» **Records to use**:
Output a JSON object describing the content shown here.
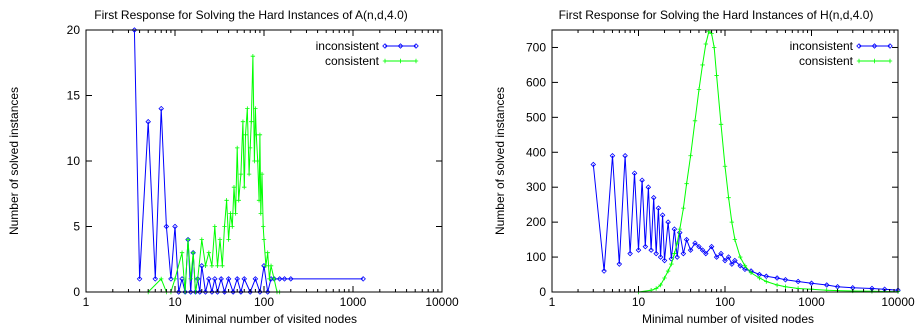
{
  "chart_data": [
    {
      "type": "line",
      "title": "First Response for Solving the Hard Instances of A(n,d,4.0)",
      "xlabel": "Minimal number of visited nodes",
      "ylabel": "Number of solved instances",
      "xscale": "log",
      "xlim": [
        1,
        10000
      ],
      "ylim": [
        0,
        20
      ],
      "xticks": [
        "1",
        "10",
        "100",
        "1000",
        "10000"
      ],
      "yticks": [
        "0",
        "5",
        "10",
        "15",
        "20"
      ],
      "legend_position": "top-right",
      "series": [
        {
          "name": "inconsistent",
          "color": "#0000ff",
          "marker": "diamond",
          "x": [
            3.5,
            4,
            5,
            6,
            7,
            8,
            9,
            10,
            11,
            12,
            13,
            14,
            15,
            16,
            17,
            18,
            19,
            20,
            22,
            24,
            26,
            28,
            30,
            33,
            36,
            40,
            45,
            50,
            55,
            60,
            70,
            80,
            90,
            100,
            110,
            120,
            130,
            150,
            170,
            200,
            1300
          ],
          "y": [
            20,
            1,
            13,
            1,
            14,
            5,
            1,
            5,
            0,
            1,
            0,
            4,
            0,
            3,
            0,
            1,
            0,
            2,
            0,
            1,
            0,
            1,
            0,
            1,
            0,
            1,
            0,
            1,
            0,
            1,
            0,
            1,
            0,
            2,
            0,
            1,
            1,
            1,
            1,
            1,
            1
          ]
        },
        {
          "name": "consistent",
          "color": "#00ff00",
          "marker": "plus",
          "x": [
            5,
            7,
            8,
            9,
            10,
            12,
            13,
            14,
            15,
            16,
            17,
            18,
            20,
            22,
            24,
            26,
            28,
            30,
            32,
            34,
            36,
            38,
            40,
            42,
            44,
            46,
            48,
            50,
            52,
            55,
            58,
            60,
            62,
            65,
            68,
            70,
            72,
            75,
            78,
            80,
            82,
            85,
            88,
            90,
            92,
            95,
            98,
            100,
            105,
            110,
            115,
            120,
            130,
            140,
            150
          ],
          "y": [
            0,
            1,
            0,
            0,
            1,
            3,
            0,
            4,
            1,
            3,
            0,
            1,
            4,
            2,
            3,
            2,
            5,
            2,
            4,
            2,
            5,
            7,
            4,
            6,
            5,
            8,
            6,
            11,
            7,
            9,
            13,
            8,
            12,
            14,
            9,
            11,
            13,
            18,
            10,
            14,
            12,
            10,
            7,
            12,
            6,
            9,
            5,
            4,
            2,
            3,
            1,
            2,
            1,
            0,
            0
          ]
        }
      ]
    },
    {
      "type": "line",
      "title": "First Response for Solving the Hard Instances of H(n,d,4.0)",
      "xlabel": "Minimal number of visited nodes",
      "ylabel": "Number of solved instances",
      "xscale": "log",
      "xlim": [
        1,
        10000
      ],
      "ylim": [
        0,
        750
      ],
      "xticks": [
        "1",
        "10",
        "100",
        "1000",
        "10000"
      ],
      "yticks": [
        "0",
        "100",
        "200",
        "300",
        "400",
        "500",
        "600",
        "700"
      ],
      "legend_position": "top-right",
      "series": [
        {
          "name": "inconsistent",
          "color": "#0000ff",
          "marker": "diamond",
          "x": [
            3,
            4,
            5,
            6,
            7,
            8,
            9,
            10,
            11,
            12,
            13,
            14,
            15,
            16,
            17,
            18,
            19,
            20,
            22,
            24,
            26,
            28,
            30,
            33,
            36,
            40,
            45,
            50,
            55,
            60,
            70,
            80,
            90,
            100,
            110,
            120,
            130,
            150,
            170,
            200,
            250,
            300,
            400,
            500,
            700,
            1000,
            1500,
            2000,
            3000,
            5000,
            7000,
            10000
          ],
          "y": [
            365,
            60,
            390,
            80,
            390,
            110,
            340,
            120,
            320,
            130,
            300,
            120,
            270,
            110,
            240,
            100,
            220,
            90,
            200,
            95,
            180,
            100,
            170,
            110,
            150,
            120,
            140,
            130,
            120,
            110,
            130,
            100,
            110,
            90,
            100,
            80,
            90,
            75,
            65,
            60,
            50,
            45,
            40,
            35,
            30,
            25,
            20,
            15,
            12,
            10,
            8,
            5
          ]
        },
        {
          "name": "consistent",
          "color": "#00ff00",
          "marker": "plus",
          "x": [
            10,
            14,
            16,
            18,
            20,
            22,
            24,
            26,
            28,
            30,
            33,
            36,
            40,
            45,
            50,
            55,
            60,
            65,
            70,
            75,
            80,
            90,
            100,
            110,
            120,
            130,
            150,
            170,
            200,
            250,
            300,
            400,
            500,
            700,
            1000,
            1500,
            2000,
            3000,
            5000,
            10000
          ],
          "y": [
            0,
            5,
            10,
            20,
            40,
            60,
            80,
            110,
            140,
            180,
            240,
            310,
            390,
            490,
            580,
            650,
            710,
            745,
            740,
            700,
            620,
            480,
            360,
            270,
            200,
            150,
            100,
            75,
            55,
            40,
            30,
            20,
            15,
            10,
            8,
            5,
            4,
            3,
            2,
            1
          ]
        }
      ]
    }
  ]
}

» **Task to carry out**: All lines holding the word "First" should be picked out and copied.

» **Written answer**:
      "title": "First Response for Solving the Hard Instances of A(n,d,4.0)",
      "title": "First Response for Solving the Hard Instances of H(n,d,4.0)",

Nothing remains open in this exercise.